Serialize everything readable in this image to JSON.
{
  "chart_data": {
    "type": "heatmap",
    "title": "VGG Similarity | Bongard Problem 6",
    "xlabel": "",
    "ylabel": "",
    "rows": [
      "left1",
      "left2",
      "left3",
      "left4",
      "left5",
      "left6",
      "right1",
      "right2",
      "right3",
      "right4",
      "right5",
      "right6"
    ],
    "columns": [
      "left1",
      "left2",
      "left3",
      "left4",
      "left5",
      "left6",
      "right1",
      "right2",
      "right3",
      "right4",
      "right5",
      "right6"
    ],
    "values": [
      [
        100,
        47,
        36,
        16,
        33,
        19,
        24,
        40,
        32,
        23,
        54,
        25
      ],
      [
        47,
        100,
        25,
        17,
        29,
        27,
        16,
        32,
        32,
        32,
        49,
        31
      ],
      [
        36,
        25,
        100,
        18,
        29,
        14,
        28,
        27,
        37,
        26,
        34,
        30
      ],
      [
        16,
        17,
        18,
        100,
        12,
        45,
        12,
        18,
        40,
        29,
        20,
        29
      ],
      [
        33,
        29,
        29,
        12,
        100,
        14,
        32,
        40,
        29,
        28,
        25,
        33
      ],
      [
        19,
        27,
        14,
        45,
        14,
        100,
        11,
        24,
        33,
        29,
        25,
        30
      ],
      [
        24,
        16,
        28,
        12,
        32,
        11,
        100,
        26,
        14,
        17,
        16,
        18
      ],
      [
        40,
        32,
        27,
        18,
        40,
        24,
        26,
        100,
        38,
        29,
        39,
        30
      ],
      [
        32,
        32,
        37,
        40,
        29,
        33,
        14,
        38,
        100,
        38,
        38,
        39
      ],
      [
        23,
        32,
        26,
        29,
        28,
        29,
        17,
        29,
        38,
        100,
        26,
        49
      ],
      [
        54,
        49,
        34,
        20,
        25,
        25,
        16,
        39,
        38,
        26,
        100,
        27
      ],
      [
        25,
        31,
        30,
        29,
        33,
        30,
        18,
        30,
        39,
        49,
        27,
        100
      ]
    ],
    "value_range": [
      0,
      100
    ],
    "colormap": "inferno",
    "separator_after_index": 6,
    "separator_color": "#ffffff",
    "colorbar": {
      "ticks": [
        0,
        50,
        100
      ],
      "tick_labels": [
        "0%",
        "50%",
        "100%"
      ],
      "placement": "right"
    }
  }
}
━━━━━━━━━━━━━━━━
→ AIM OF THE TASK: Each line of the material should be echoed exactly.

→ RESPONSE TO THE EXERCISE:
Serialize everything readable in this image to JSON.
{
  "chart_data": {
    "type": "heatmap",
    "title": "VGG Similarity | Bongard Problem 6",
    "xlabel": "",
    "ylabel": "",
    "rows": [
      "left1",
      "left2",
      "left3",
      "left4",
      "left5",
      "left6",
      "right1",
      "right2",
      "right3",
      "right4",
      "right5",
      "right6"
    ],
    "columns": [
      "left1",
      "left2",
      "left3",
      "left4",
      "left5",
      "left6",
      "right1",
      "right2",
      "right3",
      "right4",
      "right5",
      "right6"
    ],
    "values": [
      [
        100,
        47,
        36,
        16,
        33,
        19,
        24,
        40,
        32,
        23,
        54,
        25
      ],
      [
        47,
        100,
        25,
        17,
        29,
        27,
        16,
        32,
        32,
        32,
        49,
        31
      ],
      [
        36,
        25,
        100,
        18,
        29,
        14,
        28,
        27,
        37,
        26,
        34,
        30
      ],
      [
        16,
        17,
        18,
        100,
        12,
        45,
        12,
        18,
        40,
        29,
        20,
        29
      ],
      [
        33,
        29,
        29,
        12,
        100,
        14,
        32,
        40,
        29,
        28,
        25,
        33
      ],
      [
        19,
        27,
        14,
        45,
        14,
        100,
        11,
        24,
        33,
        29,
        25,
        30
      ],
      [
        24,
        16,
        28,
        12,
        32,
        11,
        100,
        26,
        14,
        17,
        16,
        18
      ],
      [
        40,
        32,
        27,
        18,
        40,
        24,
        26,
        100,
        38,
        29,
        39,
        30
      ],
      [
        32,
        32,
        37,
        40,
        29,
        33,
        14,
        38,
        100,
        38,
        38,
        39
      ],
      [
        23,
        32,
        26,
        29,
        28,
        29,
        17,
        29,
        38,
        100,
        26,
        49
      ],
      [
        54,
        49,
        34,
        20,
        25,
        25,
        16,
        39,
        38,
        26,
        100,
        27
      ],
      [
        25,
        31,
        30,
        29,
        33,
        30,
        18,
        30,
        39,
        49,
        27,
        100
      ]
    ],
    "value_range": [
      0,
      100
    ],
    "colormap": "inferno",
    "separator_after_index": 6,
    "separator_color": "#ffffff",
    "colorbar": {
      "ticks": [
        0,
        50,
        100
      ],
      "tick_labels": [
        "0%",
        "50%",
        "100%"
      ],
      "placement": "right"
    }
  }
}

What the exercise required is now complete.